* AVAILABLE DATA:
<<<<

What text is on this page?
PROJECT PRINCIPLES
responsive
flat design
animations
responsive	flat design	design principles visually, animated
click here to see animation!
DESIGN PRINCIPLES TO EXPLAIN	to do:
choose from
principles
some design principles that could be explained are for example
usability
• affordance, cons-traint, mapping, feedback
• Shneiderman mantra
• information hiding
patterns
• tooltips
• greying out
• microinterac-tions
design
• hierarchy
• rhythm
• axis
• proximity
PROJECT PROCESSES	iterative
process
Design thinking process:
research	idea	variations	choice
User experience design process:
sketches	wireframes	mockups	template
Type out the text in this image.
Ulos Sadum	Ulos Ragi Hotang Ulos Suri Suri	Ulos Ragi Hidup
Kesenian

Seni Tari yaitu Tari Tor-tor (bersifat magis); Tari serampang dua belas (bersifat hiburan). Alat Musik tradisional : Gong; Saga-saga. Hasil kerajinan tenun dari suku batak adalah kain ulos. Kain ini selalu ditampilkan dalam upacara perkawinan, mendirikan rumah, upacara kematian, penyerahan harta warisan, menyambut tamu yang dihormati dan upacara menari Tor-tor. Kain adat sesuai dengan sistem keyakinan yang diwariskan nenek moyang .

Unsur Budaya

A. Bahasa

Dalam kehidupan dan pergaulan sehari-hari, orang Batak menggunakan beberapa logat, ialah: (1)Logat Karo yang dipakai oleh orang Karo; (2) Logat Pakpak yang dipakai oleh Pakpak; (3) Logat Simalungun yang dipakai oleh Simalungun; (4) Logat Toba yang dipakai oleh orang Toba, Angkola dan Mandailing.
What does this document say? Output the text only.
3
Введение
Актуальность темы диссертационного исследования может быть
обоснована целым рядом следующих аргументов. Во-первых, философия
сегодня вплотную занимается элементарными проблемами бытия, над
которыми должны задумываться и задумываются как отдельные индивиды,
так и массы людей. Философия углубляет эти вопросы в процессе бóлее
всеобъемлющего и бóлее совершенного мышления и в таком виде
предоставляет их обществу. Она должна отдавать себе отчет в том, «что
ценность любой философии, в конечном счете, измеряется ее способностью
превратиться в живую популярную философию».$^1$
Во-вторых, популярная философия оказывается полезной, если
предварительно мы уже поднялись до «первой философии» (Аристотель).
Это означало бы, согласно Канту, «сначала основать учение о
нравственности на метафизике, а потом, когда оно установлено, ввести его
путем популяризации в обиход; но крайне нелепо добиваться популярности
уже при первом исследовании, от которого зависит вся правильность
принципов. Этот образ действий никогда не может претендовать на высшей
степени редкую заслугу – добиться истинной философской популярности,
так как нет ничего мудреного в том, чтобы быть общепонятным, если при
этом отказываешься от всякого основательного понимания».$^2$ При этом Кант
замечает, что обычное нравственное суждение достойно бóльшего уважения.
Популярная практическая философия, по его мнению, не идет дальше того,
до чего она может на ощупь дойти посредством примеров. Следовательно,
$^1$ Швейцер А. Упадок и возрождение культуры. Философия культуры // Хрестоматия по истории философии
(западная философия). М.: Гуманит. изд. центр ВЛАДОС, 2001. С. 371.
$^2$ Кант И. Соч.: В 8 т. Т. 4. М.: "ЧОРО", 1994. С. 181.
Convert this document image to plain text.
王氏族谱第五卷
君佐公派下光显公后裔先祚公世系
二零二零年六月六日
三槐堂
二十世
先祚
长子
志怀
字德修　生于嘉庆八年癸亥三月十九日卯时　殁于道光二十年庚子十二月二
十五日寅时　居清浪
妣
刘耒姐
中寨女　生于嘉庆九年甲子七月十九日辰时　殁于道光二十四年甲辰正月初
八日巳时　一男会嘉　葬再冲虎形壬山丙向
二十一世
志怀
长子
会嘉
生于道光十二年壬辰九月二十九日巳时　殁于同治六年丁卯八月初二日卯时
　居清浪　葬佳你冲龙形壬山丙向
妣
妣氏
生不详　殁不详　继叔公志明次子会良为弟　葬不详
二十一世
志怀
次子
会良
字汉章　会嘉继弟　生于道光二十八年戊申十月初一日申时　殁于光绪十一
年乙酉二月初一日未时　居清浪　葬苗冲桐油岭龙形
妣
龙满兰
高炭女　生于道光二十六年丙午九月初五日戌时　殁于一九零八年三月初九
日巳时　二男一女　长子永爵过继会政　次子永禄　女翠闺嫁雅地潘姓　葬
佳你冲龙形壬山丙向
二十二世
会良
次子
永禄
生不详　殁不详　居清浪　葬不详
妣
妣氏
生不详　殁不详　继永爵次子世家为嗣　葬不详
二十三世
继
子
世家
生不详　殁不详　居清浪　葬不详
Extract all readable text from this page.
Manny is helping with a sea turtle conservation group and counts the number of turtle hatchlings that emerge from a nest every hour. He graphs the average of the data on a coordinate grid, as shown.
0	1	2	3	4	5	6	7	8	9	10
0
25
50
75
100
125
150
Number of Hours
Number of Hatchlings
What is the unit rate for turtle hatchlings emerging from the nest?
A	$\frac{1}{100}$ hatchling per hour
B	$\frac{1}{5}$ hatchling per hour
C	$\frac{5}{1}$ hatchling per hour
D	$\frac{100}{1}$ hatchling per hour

>>>>

* WHAT TO WORK ON: Read the data above. Pull out each line in which the string "text" appears.

* THE COMPLETED TASK:
What text is on this page?
Type out the text in this image.
What does this document say? Output the text only.
Convert this document image to plain text.
Extract all readable text from this page.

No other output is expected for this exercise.